**Esercizio**
Continua il testo sulla dialisi peritoneale nel cane partendo dalla sua ultima frase.

**Testo fornito**
____________
Gli autori descrivono l'uso della dialisi peritoneale continua C.A.P.D. nel cane, con particolare riferimento agli aspetti pratici. Riferiscono inoltre i risultati ottenuti in alcuni cani affetti da insufficienza renale acuta e sottoposti a tale pratica, e i vantaggi rispetto alla dialisi breve.
Parole chiave: cane, insufficienza renale, dialisi peritoneale.

L'impegnativo progetto di sperimentare nel cane e nel gatto le nuove tecniche di dialisi peritoneale, già realizzate in campo umano, è nato forse dall'evidente contrasto tra la scarsità di trattati e pubblicazioni nel campo veterinario (nazionali ed esteri) ed I notevoli progressi raggiunti invece nella medicina umana.
Progressi che hanno fatto sì, che dopo alterne vicende, la dialisi peritoneale si sia imposta come valida alternativa alla dialisi extracorporea in numerose condizioni cliniche.
Dal 1922, quando Putnam riportò da studi sul cane, la convinzione che il peritoneo si comportasse come una membrana dializzante, ad oggi, l'evoluzione delle conoscenze tecniche e teoriche sul trattamento dialitico intracorporeo, è stato enorme.
I miglioramenti tecnici e l'ampliarsi delle conoscenze sulla cinetica degli scambi si accompagnavano ad un progressivo aumento del numero di soluzioni dialitiche disponibili.
L'avvento di nuovi cateteri, l'avvento in extracorporea delle dialisi brevi e le nuove conoscenze sulle caratteristiche delle membrane peritoneali, stimolarono l'applicazione nella D.P. di nuovi schemi di trattamenti diversificati fino alla recente introduzione nella pratica clinica, della dialisi peritoneale ambulatoriale continua C.A.P.D. E' a queste nuove tecniche che noi abbiamo rivolto la nostra attenzione, ed è a tale riguardo che Vi riferiamo le nostre esperienze.
Alcuni elementi di anatomia e fisiologia del peritoneo, seppur frammentari, sono indispensabili per capire meglio perché certe tecniche possono essere preferite ad altre più sperimentate.
Il peritoneo risulta costituito da uno strato di tessuto connettivale, su cui poggia un epitelio pavimentoso semplice.
____________
**Informazioni sulla fonte**
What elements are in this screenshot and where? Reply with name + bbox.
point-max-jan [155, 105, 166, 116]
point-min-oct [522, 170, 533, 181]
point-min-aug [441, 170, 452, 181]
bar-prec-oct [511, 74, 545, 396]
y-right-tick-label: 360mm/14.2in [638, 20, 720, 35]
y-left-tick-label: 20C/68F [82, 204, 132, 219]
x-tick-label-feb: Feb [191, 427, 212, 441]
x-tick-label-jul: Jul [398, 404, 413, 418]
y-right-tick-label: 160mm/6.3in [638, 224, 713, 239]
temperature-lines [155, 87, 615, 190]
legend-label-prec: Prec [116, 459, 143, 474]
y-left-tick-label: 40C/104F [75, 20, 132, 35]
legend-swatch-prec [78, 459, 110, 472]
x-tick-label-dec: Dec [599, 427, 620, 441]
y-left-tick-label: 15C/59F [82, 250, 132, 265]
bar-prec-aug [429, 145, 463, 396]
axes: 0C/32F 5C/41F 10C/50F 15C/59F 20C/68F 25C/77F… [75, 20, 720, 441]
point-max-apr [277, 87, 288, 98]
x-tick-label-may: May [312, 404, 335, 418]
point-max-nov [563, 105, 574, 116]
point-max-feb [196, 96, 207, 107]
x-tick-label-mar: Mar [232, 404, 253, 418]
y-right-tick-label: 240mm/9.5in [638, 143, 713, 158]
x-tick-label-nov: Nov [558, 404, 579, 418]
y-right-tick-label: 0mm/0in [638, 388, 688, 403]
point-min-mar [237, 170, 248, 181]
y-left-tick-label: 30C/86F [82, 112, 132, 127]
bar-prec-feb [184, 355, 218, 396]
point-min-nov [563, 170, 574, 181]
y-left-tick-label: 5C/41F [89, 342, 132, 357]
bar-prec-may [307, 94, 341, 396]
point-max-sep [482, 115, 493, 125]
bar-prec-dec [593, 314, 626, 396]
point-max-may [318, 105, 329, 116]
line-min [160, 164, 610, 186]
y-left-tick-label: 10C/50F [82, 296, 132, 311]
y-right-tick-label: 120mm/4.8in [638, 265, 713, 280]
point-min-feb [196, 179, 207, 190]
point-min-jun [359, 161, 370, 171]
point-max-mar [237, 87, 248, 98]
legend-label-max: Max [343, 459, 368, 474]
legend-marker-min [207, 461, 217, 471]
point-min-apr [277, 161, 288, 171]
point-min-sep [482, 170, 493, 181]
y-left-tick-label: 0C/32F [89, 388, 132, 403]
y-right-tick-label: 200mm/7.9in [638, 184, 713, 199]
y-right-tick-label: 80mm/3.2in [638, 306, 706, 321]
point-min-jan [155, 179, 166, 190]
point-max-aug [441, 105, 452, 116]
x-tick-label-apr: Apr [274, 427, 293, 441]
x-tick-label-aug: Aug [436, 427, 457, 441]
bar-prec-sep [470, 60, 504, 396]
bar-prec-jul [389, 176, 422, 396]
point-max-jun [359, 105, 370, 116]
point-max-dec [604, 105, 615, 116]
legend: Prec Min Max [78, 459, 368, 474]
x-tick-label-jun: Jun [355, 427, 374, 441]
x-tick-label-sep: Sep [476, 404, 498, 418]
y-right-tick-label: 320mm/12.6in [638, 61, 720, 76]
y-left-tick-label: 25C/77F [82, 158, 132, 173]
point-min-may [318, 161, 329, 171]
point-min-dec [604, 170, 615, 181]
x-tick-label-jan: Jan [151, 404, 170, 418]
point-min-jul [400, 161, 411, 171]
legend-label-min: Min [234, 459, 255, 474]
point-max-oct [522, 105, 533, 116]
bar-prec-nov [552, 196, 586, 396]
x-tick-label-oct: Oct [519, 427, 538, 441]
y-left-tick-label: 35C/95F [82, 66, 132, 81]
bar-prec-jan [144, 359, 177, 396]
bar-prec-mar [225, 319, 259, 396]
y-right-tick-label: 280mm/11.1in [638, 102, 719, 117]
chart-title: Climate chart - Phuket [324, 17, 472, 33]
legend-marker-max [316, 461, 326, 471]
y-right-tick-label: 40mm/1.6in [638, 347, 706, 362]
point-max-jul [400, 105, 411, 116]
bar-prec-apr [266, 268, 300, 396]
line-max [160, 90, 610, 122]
____________
**Risposta finale**
La membrana peritoneale delimita uno spazio virtuale detto cavità peritoneale. Il peritoneo è costituito da due foglietti: il parietale che ricopre la parete addomino-pelvica ed il viscerale, che riveste la maggior parte degli organi addominali. Il primo riceve sangue dai vasi della parete addominale, mentre il secondo da quelli che irrorano i visceri e principalmente dalla arteria mesenterica anteriore.
Le strutture anatomiche attraversate dai fluidi nel loro movimento dal sangue al liquido di dialisi e viceversa, sono rappresentate da: endotelio, membrana basale, interstizio e mesotelio.
L'area del peritoneo si considera approssimativamente uguale a quella dei capillari glomerulari, vale a dire da 0,5 a 1,5 m2 per 100 gr di rene. Osservazioni fatte al microscopio elettronico sul peritoneo di diverse specie animali dimostrano che le cellule mesoteliali sono provviste, sulla superficie libera, di strutture a tipo microvillo non uniformemente distribuite e di lunghezza variabile da 1,3 a 3 micron.
Tali strutture possono variare di forma e volume e, come avviene in altri settori dell'organismo, aumentando la superficie utile del mesotelio e rendendo quindi meno importante l'esatta determinazione dell'area totale della membrana.
Lo scambio di sostanze tra sangue e liquido di dialisi e viceversa, sarebbe mediato da due sistemi di pori e canali ripieni di acqua.
Le molecole superiori di diametro a 45-50 A (proteine plasmatiche) prenderebbero la via dei grandi pori (250-500 A) mentre le molecole di dimensioni minori passerebbero attraverso il sistema dei piccoli pori di diametro inferiore a 45-50 A.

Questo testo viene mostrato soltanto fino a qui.